What is being asked:
Give the number of lines holding the string "true", and nothing else.

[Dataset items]
────

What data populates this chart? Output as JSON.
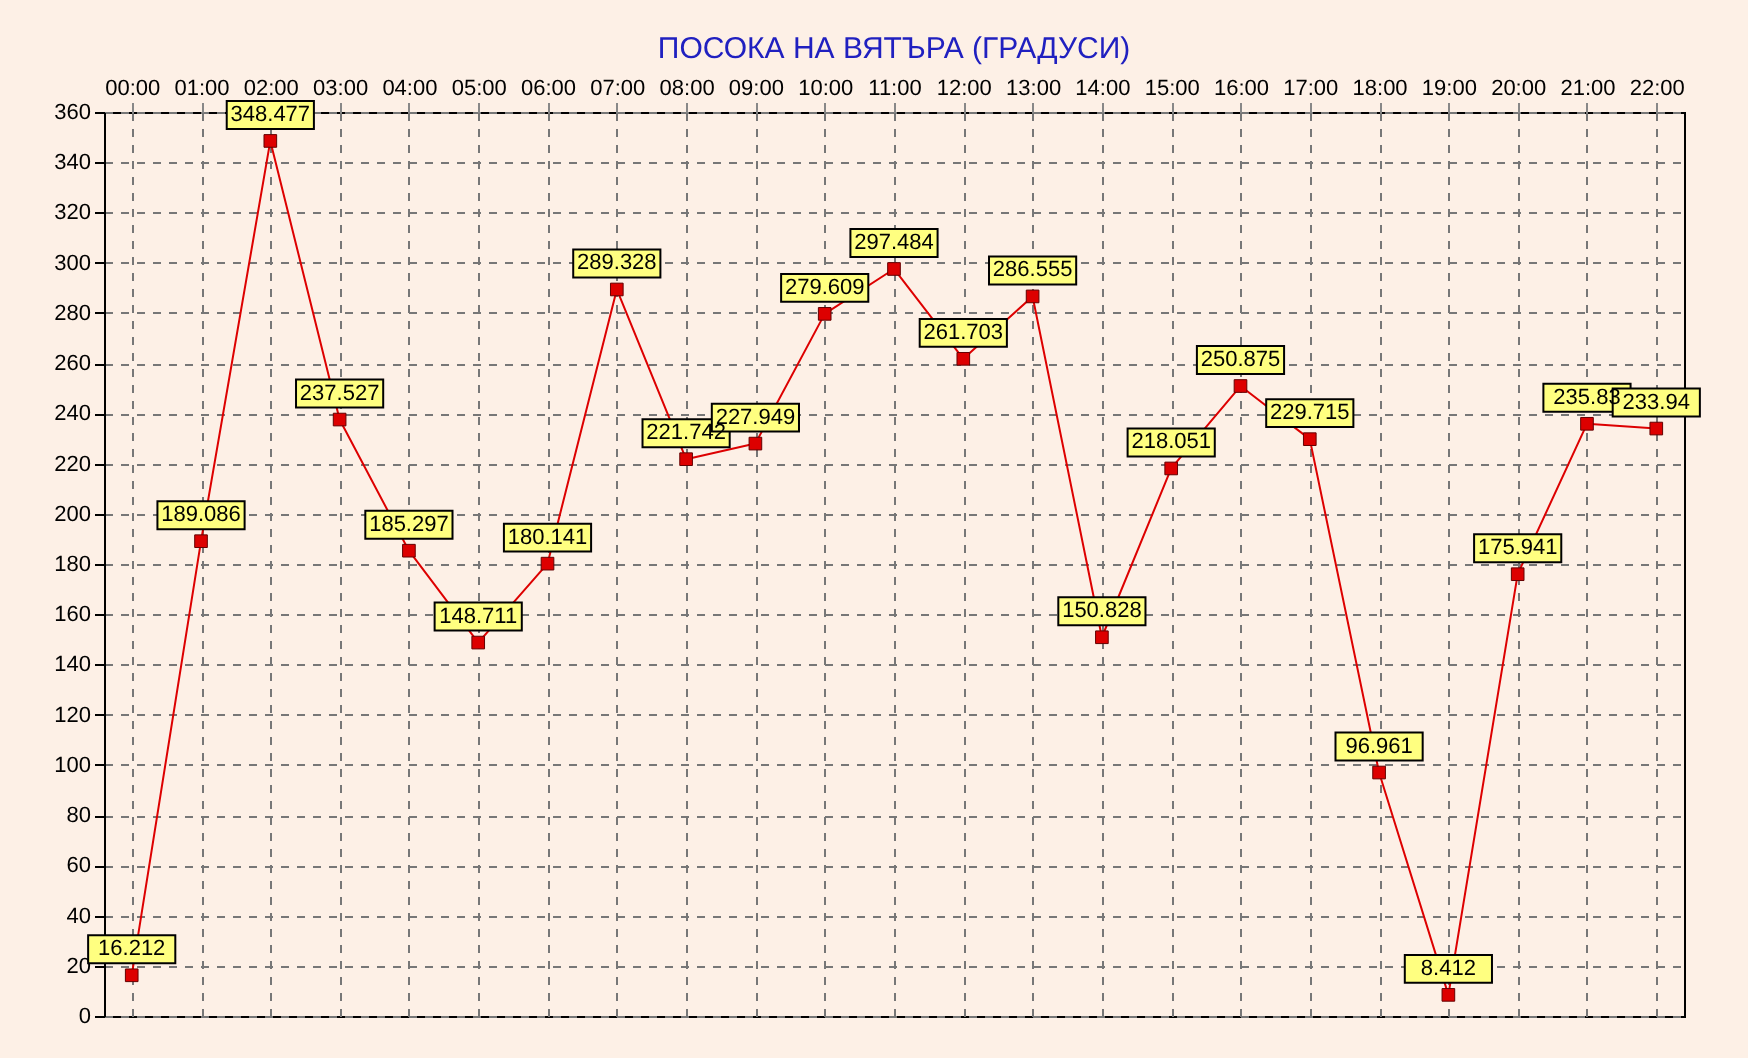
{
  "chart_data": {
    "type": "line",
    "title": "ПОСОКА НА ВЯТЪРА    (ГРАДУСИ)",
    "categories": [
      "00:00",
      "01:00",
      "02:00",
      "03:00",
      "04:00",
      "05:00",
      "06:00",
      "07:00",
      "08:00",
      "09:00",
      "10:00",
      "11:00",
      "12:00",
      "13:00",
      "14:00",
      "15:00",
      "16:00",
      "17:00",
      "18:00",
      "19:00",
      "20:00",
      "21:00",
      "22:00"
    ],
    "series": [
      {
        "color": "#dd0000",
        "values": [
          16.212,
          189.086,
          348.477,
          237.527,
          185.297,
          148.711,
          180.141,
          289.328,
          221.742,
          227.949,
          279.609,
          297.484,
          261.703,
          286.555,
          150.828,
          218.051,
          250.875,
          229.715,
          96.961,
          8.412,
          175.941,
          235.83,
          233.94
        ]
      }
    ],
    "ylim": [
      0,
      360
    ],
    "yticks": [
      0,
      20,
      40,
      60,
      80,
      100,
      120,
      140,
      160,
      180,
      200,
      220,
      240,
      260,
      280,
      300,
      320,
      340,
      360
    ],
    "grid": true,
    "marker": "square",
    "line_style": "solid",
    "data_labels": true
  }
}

────

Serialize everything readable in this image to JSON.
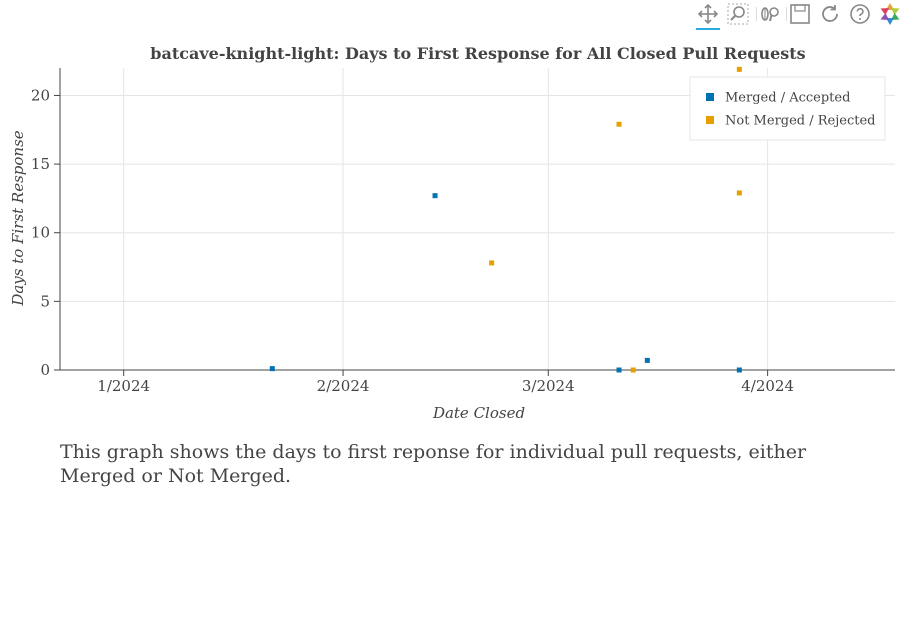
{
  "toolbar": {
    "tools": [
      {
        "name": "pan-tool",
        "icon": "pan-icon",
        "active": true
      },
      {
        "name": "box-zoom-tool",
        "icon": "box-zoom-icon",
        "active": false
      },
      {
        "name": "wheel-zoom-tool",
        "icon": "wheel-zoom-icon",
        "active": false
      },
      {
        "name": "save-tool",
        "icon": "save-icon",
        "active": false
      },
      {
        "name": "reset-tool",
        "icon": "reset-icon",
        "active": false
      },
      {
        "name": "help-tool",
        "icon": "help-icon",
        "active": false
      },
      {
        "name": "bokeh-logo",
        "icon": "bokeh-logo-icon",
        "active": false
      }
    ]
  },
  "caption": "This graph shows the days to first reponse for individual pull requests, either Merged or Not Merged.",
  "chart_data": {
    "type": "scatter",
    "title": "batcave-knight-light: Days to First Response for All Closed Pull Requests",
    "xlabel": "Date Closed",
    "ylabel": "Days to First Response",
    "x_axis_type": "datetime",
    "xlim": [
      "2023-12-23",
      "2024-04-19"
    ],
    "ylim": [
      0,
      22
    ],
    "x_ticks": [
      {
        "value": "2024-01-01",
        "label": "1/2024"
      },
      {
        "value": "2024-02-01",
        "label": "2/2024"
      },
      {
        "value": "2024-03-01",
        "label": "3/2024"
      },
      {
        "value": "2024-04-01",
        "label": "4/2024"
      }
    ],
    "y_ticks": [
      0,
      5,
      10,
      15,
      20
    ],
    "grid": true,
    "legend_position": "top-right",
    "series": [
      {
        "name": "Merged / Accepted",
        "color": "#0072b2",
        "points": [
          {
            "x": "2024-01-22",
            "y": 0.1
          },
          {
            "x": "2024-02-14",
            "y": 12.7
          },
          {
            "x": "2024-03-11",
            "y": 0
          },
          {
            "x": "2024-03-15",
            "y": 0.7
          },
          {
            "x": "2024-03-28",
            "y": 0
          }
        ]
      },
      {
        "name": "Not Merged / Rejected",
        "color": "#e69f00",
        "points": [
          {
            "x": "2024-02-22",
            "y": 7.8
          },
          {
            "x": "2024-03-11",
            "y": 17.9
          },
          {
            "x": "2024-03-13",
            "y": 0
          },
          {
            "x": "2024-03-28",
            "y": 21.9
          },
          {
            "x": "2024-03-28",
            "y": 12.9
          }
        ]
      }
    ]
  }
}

────

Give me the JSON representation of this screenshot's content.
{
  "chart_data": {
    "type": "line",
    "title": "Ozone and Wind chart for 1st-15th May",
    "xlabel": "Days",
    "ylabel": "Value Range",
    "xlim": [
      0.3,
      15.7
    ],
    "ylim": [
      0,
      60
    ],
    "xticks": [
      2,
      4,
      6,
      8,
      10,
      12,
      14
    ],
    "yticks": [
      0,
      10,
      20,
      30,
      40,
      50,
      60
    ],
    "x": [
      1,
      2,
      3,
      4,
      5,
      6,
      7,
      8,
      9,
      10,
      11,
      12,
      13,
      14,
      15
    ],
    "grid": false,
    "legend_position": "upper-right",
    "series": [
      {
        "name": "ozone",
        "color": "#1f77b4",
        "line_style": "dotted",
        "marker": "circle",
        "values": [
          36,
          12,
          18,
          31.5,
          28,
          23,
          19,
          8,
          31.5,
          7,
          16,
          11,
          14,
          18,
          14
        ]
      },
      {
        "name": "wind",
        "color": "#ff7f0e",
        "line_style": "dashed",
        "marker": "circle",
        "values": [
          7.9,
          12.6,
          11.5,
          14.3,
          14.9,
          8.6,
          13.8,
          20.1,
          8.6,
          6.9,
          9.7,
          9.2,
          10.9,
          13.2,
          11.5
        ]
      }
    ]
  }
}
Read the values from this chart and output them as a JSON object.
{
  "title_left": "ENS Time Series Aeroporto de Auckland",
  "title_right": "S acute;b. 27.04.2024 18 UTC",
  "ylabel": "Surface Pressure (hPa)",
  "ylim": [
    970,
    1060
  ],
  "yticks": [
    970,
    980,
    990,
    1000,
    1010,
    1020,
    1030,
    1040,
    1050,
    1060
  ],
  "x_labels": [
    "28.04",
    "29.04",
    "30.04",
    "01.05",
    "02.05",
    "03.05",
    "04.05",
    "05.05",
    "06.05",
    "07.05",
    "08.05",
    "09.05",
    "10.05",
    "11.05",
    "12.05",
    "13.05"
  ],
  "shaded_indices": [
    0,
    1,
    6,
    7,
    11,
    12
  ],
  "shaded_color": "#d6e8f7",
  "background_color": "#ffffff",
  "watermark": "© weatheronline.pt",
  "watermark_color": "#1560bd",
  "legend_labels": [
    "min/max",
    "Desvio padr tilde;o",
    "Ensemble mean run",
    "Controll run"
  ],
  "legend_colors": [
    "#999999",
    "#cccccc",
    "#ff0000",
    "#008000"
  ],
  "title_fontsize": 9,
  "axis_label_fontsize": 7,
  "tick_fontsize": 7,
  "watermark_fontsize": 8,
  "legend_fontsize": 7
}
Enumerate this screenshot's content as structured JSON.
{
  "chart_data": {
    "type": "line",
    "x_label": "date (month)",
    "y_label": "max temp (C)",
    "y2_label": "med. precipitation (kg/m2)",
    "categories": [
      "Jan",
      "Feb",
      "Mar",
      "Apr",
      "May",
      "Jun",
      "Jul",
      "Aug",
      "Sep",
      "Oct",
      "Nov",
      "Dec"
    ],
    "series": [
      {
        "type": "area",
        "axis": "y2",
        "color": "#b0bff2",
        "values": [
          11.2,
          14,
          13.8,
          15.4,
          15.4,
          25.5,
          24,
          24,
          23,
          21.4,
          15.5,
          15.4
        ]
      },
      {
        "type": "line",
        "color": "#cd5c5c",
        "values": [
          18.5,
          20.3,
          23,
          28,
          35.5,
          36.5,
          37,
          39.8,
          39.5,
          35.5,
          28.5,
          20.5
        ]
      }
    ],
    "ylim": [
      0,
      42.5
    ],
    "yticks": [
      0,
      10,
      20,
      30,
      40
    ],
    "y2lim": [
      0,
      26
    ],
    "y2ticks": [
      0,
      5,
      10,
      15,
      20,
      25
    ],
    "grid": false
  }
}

────

Solution for this problem:
4